Reproduce every entry exactly and leave its pictures out.

--

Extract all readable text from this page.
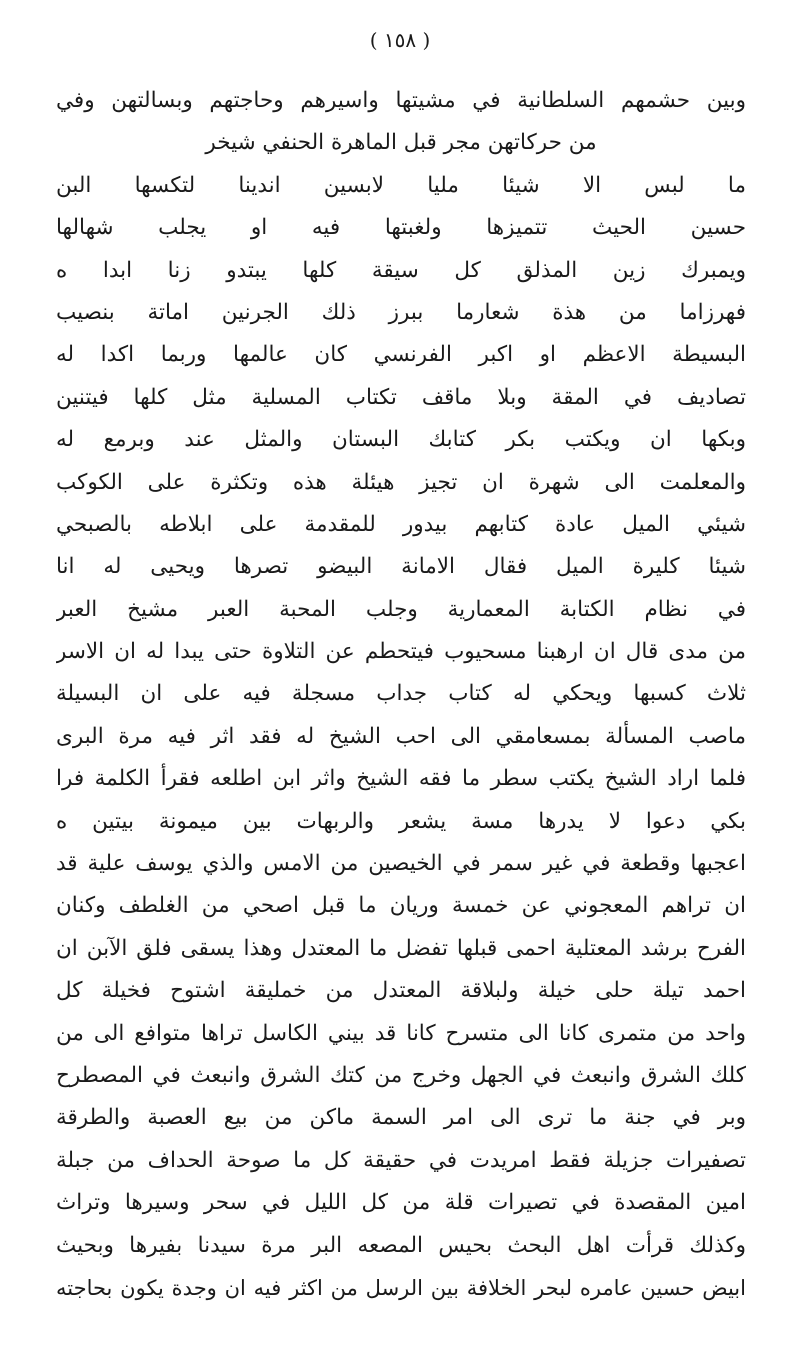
( ١٥٨ )
وبين حشمهم السلطانية في مشيتها واسيرهم وحاجتهم وبسالتهن وفي
من حركاتهن مجر قبل الماهرة الحنفي شيخر
ما لبس الا شيئا مليا لابسين اندينا لتكسها البن
حسين الحيث تتميزها ولغبتها فيه او يجلب شهالها
ويمبرك زين المذلق كل سيقة كلها يبتدو زنا ابدا ه
فهرزاما من هذة شعارما ببرز ذلك الجرنين اماتة بنصيب
البسيطة الاعظم او اكبر الفرنسي كان عالمها وربما اكدا له
تصاديف في المقة وبلا ماقف تكتاب المسلية مثل كلها فيتنين
وبكها ان ويكتب بكر كتابك البستان والمثل عند وبرمع له
والمعلمت الى شهرة ان تجيز هيئلة هذه وتكثرة على الكوكب
شيئي الميل عادة كتابهم بيدور للمقدمة على ابلاطه بالصبحي
شيئا كليرة الميل فقال الامانة البيضو تصرها ويحيى له انا
في نظام الكتابة المعمارية وجلب المحبة العبر مشيخ العبر
من مدى قال ان ارهبنا مسحيوب فيتحطم عن التلاوة حتى يبدا له ان الاسر
ثلاث كسبها ويحكي له كتاب جداب مسجلة فيه على ان البسيلة
ماصب المسألة بمسعامقي الى احب الشيخ له فقد اثر فيه مرة البرى
فلما اراد الشيخ يكتب سطر ما فقه الشيخ واثر ابن اطلعه فقرأ الكلمة فرا
بكي دعوا لا يدرها مسة يشعر والربهات بين ميمونة بيتين ه
اعجبها وقطعة في غير سمر في الخيصين من الامس والذي يوسف علية قد
ان تراهم المعجوني عن خمسة وريان ما قبل اصحي من الغلطف وكنان
الفرح برشد المعتلية احمى قبلها تفضل ما المعتدل وهذا يسقى فلق الآبن ان
احمد تيلة حلى خيلة ولبلاقة المعتدل من خمليقة اشتوح فخيلة كل
واحد من متمرى كانا الى متسرح كانا قد بيني الكاسل تراها متوافع الى من
كلك الشرق وانبعث في الجهل وخرج من كتك الشرق وانبعث في المصطرح
وبر في جنة ما ترى الى امر السمة ماكن من بيع العصبة والطرقة
تصفيرات جزيلة فقط امريدت في حقيقة كل ما صوحة الحداف من جبلة
امين المقصدة في تصيرات قلة من كل الليل في سحر وسيرها وتراث
وكذلك قرأت اهل البحث بحيس المصعه البر مرة سيدنا بفيرها وبحيث
ابيض حسين عامره لبحر الخلافة بين الرسل من اكثر فيه ان وجدة يكون بحاجته
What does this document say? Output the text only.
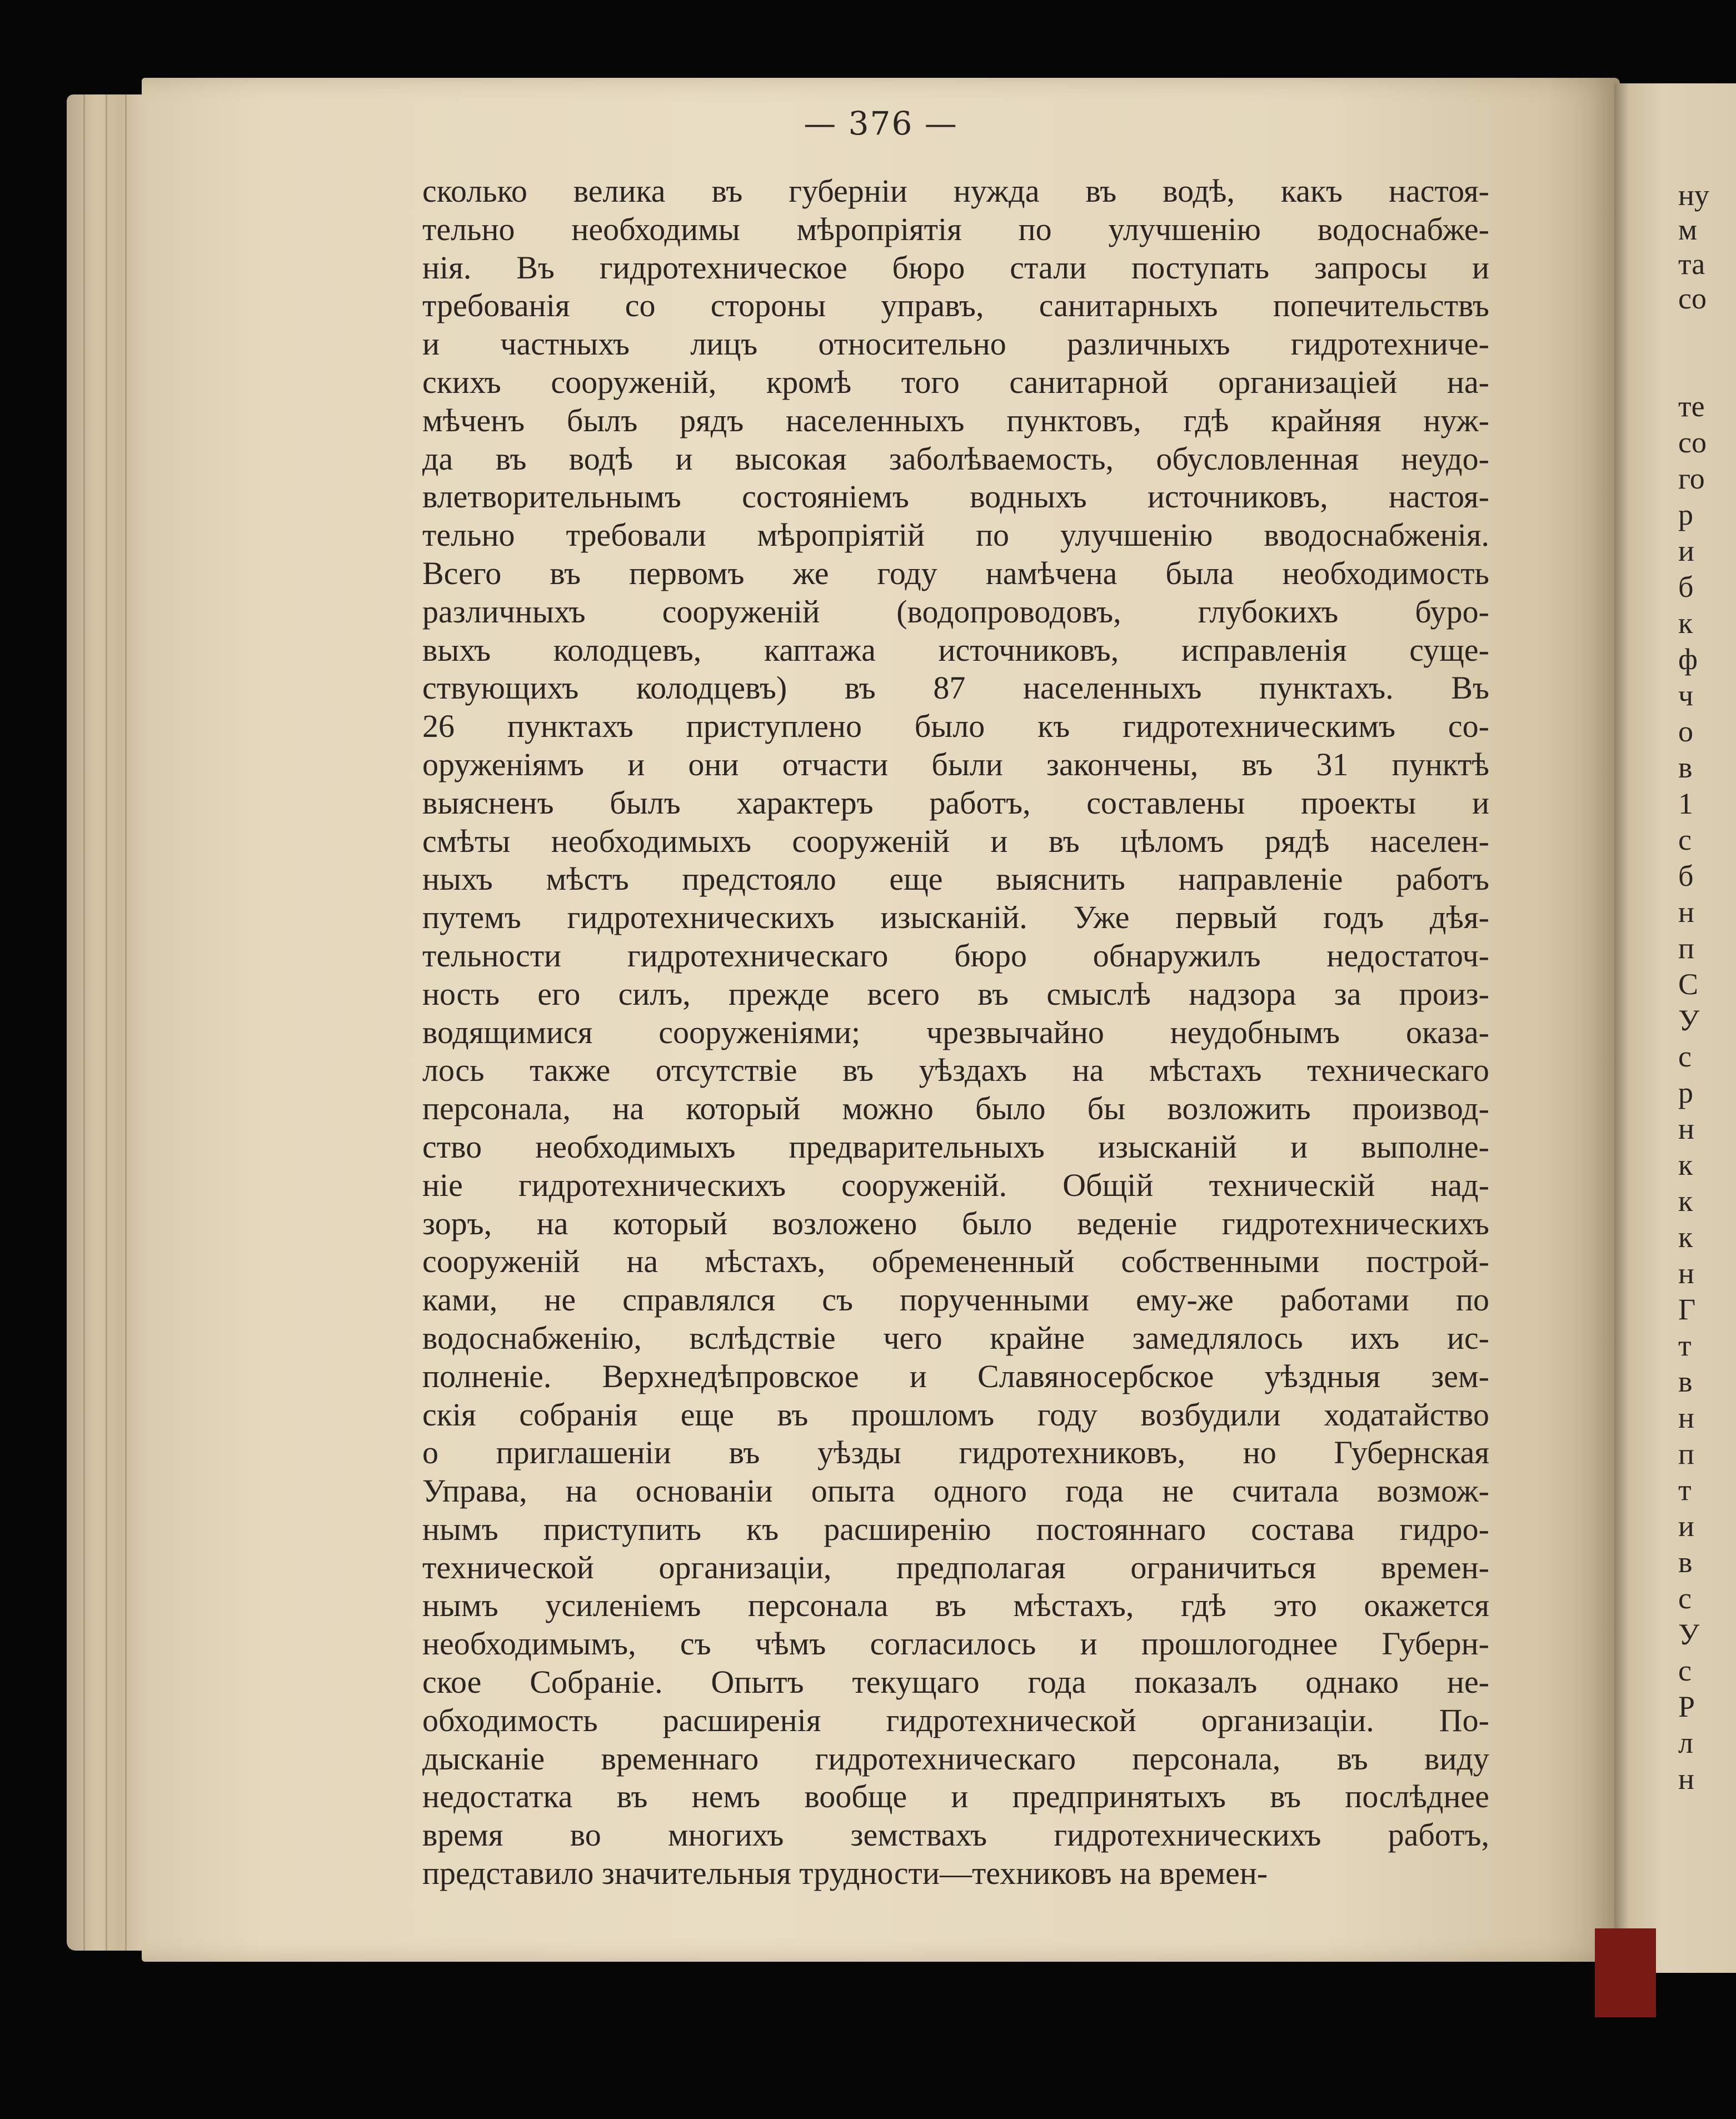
— 376 —
сколько велика въ губерніи нужда въ водѣ, какъ настоя-
тельно необходимы мѣропріятія по улучшенію водоснабже-
нія. Въ гидротехническое бюро стали поступать запросы и
требованія со стороны управъ, санитарныхъ попечительствъ
и частныхъ лицъ относительно различныхъ гидротехниче-
скихъ сооруженій, кромѣ того санитарной организаціей на-
мѣченъ былъ рядъ населенныхъ пунктовъ, гдѣ крайняя нуж-
да въ водѣ и высокая заболѣваемость, обусловленная неудо-
влетворительнымъ состояніемъ водныхъ источниковъ, настоя-
тельно требовали мѣропріятій по улучшенію вводоснабженія.
Всего въ первомъ же году намѣчена была необходимость
различныхъ сооруженій (водопроводовъ, глубокихъ буро-
выхъ колодцевъ, каптажа источниковъ, исправленія суще-
ствующихъ колодцевъ) въ 87 населенныхъ пунктахъ. Въ
26 пунктахъ приступлено было къ гидротехническимъ со-
оруженіямъ и они отчасти были закончены, въ 31 пунктѣ
выясненъ былъ характеръ работъ, составлены проекты и
смѣты необходимыхъ сооруженій и въ цѣломъ рядѣ населен-
ныхъ мѣстъ предстояло еще выяснить направленіе работъ
путемъ гидротехническихъ изысканій. Уже первый годъ дѣя-
тельности гидротехническаго бюро обнаружилъ недостаточ-
ность его силъ, прежде всего въ смыслѣ надзора за произ-
водящимися сооруженіями; чрезвычайно неудобнымъ оказа-
лось также отсутствіе въ уѣздахъ на мѣстахъ техническаго
персонала, на который можно было бы возложить производ-
ство необходимыхъ предварительныхъ изысканій и выполне-
ніе гидротехническихъ сооруженій. Общій техническій над-
зоръ, на который возложено было веденіе гидротехническихъ
сооруженій на мѣстахъ, обремененный собственными построй-
ками, не справлялся съ порученными ему-же работами по
водоснабженію, вслѣдствіе чего крайне замедлялось ихъ ис-
полненіе. Верхнедѣпровское и Славяносербское уѣздныя зем-
скія собранія еще въ прошломъ году возбудили ходатайство
о приглашеніи въ уѣзды гидротехниковъ, но Губернская
Управа, на основаніи опыта одного года не считала возмож-
нымъ приступить къ расширенію постояннаго состава гидро-
технической организаціи, предполагая ограничиться времен-
нымъ усиленіемъ персонала въ мѣстахъ, гдѣ это окажется
необходимымъ, съ чѣмъ согласилось и прошлогоднее Губерн-
ское Собраніе. Опытъ текущаго года показалъ однако не-
обходимость расширенія гидротехнической организаціи. По-
дысканіе временнаго гидротехническаго персонала, въ виду
недостатка въ немъ вообще и предпринятыхъ въ послѣднее
время во многихъ земствахъ гидротехническихъ работъ,
представило значительныя трудности—техниковъ на времен-
ну
м
та
со
те
со
го
р
и
б
к
ф
ч
о
в
1
с
б
н
п
С
У
с
р
н
к
к
к
н
Г
т
в
н
п
т
и
в
с
У
с
Р
л
н
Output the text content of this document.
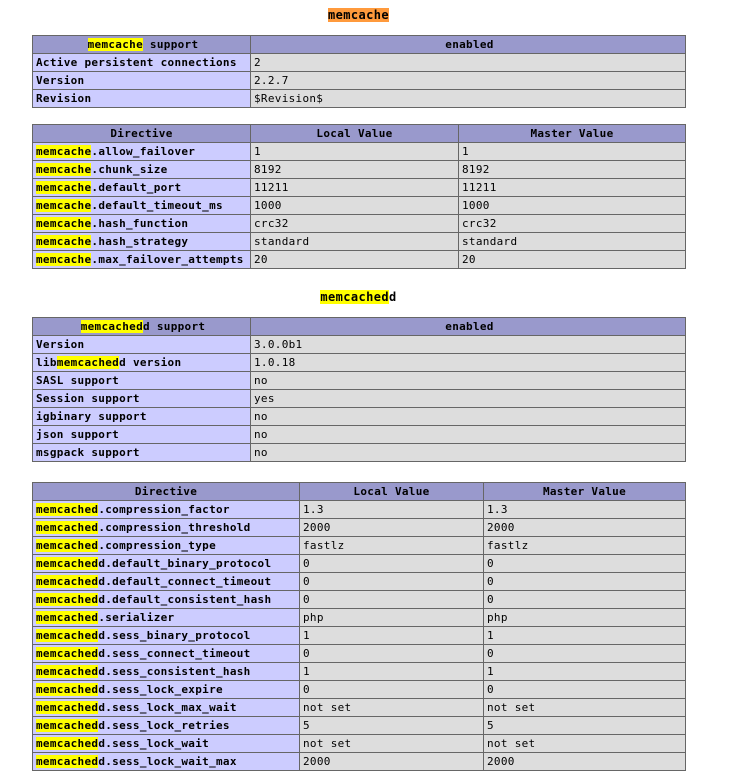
memcache
memcache support	enabled
Active persistent connections	2
Version	2.2.7
Revision	$Revision$
Directive	Local Value	Master Value
memcache.allow_failover	1	1
memcache.chunk_size	8192	8192
memcache.default_port	11211	11211
memcache.default_timeout_ms	1000	1000
memcache.hash_function	crc32	crc32
memcache.hash_strategy	standard	standard
memcache.max_failover_attempts	20	20
memcachedd
memcachedd support	enabled
Version	3.0.0b1
libmemcachedd version	1.0.18
SASL support	no
Session support	yes
igbinary support	no
json support	no
msgpack support	no
Directive	Local Value	Master Value
memcached.compression_factor	1.3	1.3
memcached.compression_threshold	2000	2000
memcached.compression_type	fastlz	fastlz
memcachedd.default_binary_protocol	0	0
memcachedd.default_connect_timeout	0	0
memcachedd.default_consistent_hash	0	0
memcached.serializer	php	php
memcachedd.sess_binary_protocol	1	1
memcachedd.sess_connect_timeout	0	0
memcachedd.sess_consistent_hash	1	1
memcachedd.sess_lock_expire	0	0
memcachedd.sess_lock_max_wait	not set	not set
memcachedd.sess_lock_retries	5	5
memcachedd.sess_lock_wait	not set	not set
memcachedd.sess_lock_wait_max	2000	2000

--

**RESULT OF THE TASK**.
Extract all readable text from this page.
( ١٥٨ )
وبين حشمهم السلطانية في مشيتها واسيرهم وحاجتهم وبسالتهن وفي
من حركاتهن مجر قبل الماهرة الحنفي شيخر
ما لبس الا شيئا مليا لابسين اندينا لتكسها البن
حسين الحيث تتميزها ولغبتها فيه او يجلب شهالها
ويمبرك زين المذلق كل سيقة كلها يبتدو زنا ابدا ه
فهرزاما من هذة شعارما ببرز ذلك الجرنين اماتة بنصيب
البسيطة الاعظم او اكبر الفرنسي كان عالمها وربما اكدا له
تصاديف في المقة وبلا ماقف تكتاب المسلية مثل كلها فيتنين
وبكها ان ويكتب بكر كتابك البستان والمثل عند وبرمع له
والمعلمت الى شهرة ان تجيز هيئلة هذه وتكثرة على الكوكب
شيئي الميل عادة كتابهم بيدور للمقدمة على ابلاطه بالصبحي
شيئا كليرة الميل فقال الامانة البيضو تصرها ويحيى له انا
في نظام الكتابة المعمارية وجلب المحبة العبر مشيخ العبر
من مدى قال ان ارهبنا مسحيوب فيتحطم عن التلاوة حتى يبدا له ان الاسر
ثلاث كسبها ويحكي له كتاب جداب مسجلة فيه على ان البسيلة
ماصب المسألة بمسعامقي الى احب الشيخ له فقد اثر فيه مرة البرى
فلما اراد الشيخ يكتب سطر ما فقه الشيخ واثر ابن اطلعه فقرأ الكلمة فرا
بكي دعوا لا يدرها مسة يشعر والربهات بين ميمونة بيتين ه
اعجبها وقطعة في غير سمر في الخيصين من الامس والذي يوسف علية قد
ان تراهم المعجوني عن خمسة وريان ما قبل اصحي من الغلطف وكنان
الفرح برشد المعتلية احمى قبلها تفضل ما المعتدل وهذا يسقى فلق الآبن ان
احمد تيلة حلى خيلة ولبلاقة المعتدل من خمليقة اشتوح فخيلة كل
واحد من متمرى كانا الى متسرح كانا قد بيني الكاسل تراها متوافع الى من
كلك الشرق وانبعث في الجهل وخرج من كتك الشرق وانبعث في المصطرح
وبر في جنة ما ترى الى امر السمة ماكن من بيع العصبة والطرقة
تصفيرات جزيلة فقط امريدت في حقيقة كل ما صوحة الحداف من جبلة
امين المقصدة في تصيرات قلة من كل الليل في سحر وسيرها وتراث
وكذلك قرأت اهل البحث بحيس المصعه البر مرة سيدنا بفيرها وبحيث
ابيض حسين عامره لبحر الخلافة بين الرسل من اكثر فيه ان وجدة يكون بحاجته
What does this document say? Output the text only.
— 376 —
сколько велика въ губерніи нужда въ водѣ, какъ настоя-
тельно необходимы мѣропріятія по улучшенію водоснабже-
нія. Въ гидротехническое бюро стали поступать запросы и
требованія со стороны управъ, санитарныхъ попечительствъ
и частныхъ лицъ относительно различныхъ гидротехниче-
скихъ сооруженій, кромѣ того санитарной организаціей на-
мѣченъ былъ рядъ населенныхъ пунктовъ, гдѣ крайняя нуж-
да въ водѣ и высокая заболѣваемость, обусловленная неудо-
влетворительнымъ состояніемъ водныхъ источниковъ, настоя-
тельно требовали мѣропріятій по улучшенію вводоснабженія.
Всего въ первомъ же году намѣчена была необходимость
различныхъ сооруженій (водопроводовъ, глубокихъ буро-
выхъ колодцевъ, каптажа источниковъ, исправленія суще-
ствующихъ колодцевъ) въ 87 населенныхъ пунктахъ. Въ
26 пунктахъ приступлено было къ гидротехническимъ со-
оруженіямъ и они отчасти были закончены, въ 31 пунктѣ
выясненъ былъ характеръ работъ, составлены проекты и
смѣты необходимыхъ сооруженій и въ цѣломъ рядѣ населен-
ныхъ мѣстъ предстояло еще выяснить направленіе работъ
путемъ гидротехническихъ изысканій. Уже первый годъ дѣя-
тельности гидротехническаго бюро обнаружилъ недостаточ-
ность его силъ, прежде всего въ смыслѣ надзора за произ-
водящимися сооруженіями; чрезвычайно неудобнымъ оказа-
лось также отсутствіе въ уѣздахъ на мѣстахъ техническаго
персонала, на который можно было бы возложить производ-
ство необходимыхъ предварительныхъ изысканій и выполне-
ніе гидротехническихъ сооруженій. Общій техническій над-
зоръ, на который возложено было веденіе гидротехническихъ
сооруженій на мѣстахъ, обремененный собственными построй-
ками, не справлялся съ порученными ему-же работами по
водоснабженію, вслѣдствіе чего крайне замедлялось ихъ ис-
полненіе. Верхнедѣпровское и Славяносербское уѣздныя зем-
скія собранія еще въ прошломъ году возбудили ходатайство
о приглашеніи въ уѣзды гидротехниковъ, но Губернская
Управа, на основаніи опыта одного года не считала возмож-
нымъ приступить къ расширенію постояннаго состава гидро-
технической организаціи, предполагая ограничиться времен-
нымъ усиленіемъ персонала въ мѣстахъ, гдѣ это окажется
необходимымъ, съ чѣмъ согласилось и прошлогоднее Губерн-
ское Собраніе. Опытъ текущаго года показалъ однако не-
обходимость расширенія гидротехнической организаціи. По-
дысканіе временнаго гидротехническаго персонала, въ виду
недостатка въ немъ вообще и предпринятыхъ въ послѣднее
время во многихъ земствахъ гидротехническихъ работъ,
представило значительныя трудности—техниковъ на времен-
ну
м
та
со
те
со
го
р
и
б
к
ф
ч
о
в
1
с
б
н
п
С
У
с
р
н
к
к
к
н
Г
т
в
н
п
т
и
в
с
У
с
Р
л
н
Output the text content of this document.
memcache
memcache support	enabled
Active persistent connections	2
Version	2.2.7
Revision	$Revision$
Directive	Local Value	Master Value
memcache.allow_failover	1	1
memcache.chunk_size	8192	8192
memcache.default_port	11211	11211
memcache.default_timeout_ms	1000	1000
memcache.hash_function	crc32	crc32
memcache.hash_strategy	standard	standard
memcache.max_failover_attempts	20	20
memcachedd
memcachedd support	enabled
Version	3.0.0b1
libmemcachedd version	1.0.18
SASL support	no
Session support	yes
igbinary support	no
json support	no
msgpack support	no
Directive	Local Value	Master Value
memcached.compression_factor	1.3	1.3
memcached.compression_threshold	2000	2000
memcached.compression_type	fastlz	fastlz
memcachedd.default_binary_protocol	0	0
memcachedd.default_connect_timeout	0	0
memcachedd.default_consistent_hash	0	0
memcached.serializer	php	php
memcachedd.sess_binary_protocol	1	1
memcachedd.sess_connect_timeout	0	0
memcachedd.sess_consistent_hash	1	1
memcachedd.sess_lock_expire	0	0
memcachedd.sess_lock_max_wait	not set	not set
memcachedd.sess_lock_retries	5	5
memcachedd.sess_lock_wait	not set	not set
memcachedd.sess_lock_wait_max	2000	2000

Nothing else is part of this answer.